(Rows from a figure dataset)

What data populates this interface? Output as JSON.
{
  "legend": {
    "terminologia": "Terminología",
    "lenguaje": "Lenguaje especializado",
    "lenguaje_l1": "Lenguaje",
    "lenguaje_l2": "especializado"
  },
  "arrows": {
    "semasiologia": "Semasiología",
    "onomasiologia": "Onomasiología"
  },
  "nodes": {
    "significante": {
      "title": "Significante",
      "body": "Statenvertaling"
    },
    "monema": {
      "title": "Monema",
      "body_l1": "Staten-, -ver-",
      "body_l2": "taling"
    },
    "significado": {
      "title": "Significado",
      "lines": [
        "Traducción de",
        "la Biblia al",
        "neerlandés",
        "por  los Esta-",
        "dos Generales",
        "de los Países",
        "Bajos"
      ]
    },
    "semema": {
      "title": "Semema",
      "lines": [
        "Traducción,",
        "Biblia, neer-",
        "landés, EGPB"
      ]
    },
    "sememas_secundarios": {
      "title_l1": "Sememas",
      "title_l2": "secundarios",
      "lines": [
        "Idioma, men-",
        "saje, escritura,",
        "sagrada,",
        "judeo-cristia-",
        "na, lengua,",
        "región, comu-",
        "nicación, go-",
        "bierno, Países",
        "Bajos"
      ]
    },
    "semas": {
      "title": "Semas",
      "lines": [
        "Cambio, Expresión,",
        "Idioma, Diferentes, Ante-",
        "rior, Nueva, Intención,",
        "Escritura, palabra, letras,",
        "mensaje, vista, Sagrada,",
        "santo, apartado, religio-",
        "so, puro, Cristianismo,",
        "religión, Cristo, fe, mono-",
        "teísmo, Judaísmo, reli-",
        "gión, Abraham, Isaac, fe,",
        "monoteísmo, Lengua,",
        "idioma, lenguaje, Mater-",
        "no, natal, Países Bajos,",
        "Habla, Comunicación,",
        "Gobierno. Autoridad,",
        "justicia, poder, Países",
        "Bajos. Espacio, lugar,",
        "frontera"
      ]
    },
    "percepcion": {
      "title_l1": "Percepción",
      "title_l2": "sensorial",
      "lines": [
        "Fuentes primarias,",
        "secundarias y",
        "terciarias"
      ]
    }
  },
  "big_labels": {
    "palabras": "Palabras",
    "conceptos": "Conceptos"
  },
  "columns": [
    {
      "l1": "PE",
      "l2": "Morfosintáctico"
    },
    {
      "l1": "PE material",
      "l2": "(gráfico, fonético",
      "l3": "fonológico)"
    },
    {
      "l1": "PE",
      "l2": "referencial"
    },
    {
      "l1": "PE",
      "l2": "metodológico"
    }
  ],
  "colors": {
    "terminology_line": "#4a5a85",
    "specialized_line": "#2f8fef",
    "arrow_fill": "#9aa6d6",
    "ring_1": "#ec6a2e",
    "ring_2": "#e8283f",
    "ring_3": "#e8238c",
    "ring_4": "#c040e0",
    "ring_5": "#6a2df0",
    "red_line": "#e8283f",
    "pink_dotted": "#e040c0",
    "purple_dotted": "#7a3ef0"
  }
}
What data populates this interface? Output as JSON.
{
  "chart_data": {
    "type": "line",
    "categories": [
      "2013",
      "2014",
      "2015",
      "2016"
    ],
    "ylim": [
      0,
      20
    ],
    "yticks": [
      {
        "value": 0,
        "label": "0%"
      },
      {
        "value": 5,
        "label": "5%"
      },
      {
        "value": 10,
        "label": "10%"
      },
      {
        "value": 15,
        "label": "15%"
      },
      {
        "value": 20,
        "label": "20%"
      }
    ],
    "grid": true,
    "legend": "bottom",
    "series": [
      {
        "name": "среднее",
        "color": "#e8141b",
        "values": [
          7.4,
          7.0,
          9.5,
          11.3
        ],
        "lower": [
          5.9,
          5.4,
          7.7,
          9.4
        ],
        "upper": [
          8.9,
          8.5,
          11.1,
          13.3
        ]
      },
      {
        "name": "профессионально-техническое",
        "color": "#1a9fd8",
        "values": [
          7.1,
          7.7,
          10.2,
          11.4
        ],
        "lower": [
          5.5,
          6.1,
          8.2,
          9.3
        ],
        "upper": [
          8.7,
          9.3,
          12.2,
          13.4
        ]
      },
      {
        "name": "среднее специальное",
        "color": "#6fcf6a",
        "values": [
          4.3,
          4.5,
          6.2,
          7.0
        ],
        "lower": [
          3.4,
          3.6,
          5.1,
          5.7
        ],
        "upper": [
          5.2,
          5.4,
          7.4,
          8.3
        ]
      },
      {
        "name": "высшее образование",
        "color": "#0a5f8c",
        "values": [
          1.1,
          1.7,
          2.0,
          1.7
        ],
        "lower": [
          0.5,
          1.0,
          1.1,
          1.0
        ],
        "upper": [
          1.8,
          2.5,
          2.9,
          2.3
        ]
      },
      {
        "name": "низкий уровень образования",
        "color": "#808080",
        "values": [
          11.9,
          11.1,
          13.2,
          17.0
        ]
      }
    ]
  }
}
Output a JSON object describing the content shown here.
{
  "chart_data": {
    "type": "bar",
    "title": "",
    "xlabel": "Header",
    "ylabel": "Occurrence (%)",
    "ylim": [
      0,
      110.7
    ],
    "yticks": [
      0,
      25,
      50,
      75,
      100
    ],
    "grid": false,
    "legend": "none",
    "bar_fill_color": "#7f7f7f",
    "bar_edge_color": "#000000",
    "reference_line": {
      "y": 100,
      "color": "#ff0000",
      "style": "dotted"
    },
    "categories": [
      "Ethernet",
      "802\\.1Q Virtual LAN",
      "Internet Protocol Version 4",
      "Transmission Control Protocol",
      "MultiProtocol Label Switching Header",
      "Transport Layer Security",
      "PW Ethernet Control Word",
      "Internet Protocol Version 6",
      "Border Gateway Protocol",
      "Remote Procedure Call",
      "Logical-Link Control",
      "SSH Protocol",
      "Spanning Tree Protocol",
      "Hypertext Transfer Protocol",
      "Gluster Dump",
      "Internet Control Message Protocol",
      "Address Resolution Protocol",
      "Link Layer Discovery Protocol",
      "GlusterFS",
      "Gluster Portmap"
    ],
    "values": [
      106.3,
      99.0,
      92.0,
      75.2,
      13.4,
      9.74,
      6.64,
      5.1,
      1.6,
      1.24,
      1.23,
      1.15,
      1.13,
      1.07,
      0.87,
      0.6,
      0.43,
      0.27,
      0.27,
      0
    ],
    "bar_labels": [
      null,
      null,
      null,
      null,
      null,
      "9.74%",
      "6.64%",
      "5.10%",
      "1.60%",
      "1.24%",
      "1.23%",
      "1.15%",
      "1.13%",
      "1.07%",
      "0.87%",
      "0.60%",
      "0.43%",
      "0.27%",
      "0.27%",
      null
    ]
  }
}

◆ **What the exercise asks**
Starting at the line that contains "Output a JSON", repeat each line exactly through the last one in the listing. Include both of those lines and nothing more.

◆ **Response below**
Output a JSON object describing the content shown here.
{
  "chart_data": {
    "type": "bar",
    "title": "",
    "xlabel": "Header",
    "ylabel": "Occurrence (%)",
    "ylim": [
      0,
      110.7
    ],
    "yticks": [
      0,
      25,
      50,
      75,
      100
    ],
    "grid": false,
    "legend": "none",
    "bar_fill_color": "#7f7f7f",
    "bar_edge_color": "#000000",
    "reference_line": {
      "y": 100,
      "color": "#ff0000",
      "style": "dotted"
    },
    "categories": [
      "Ethernet",
      "802\\.1Q Virtual LAN",
      "Internet Protocol Version 4",
      "Transmission Control Protocol",
      "MultiProtocol Label Switching Header",
      "Transport Layer Security",
      "PW Ethernet Control Word",
      "Internet Protocol Version 6",
      "Border Gateway Protocol",
      "Remote Procedure Call",
      "Logical-Link Control",
      "SSH Protocol",
      "Spanning Tree Protocol",
      "Hypertext Transfer Protocol",
      "Gluster Dump",
      "Internet Control Message Protocol",
      "Address Resolution Protocol",
      "Link Layer Discovery Protocol",
      "GlusterFS",
      "Gluster Portmap"
    ],
    "values": [
      106.3,
      99.0,
      92.0,
      75.2,
      13.4,
      9.74,
      6.64,
      5.1,
      1.6,
      1.24,
      1.23,
      1.15,
      1.13,
      1.07,
      0.87,
      0.6,
      0.43,
      0.27,
      0.27,
      0
    ],
    "bar_labels": [
      null,
      null,
      null,
      null,
      null,
      "9.74%",
      "6.64%",
      "5.10%",
      "1.60%",
      "1.24%",
      "1.23%",
      "1.15%",
      "1.13%",
      "1.07%",
      "0.87%",
      "0.60%",
      "0.43%",
      "0.27%",
      "0.27%",
      null
    ]
  }
}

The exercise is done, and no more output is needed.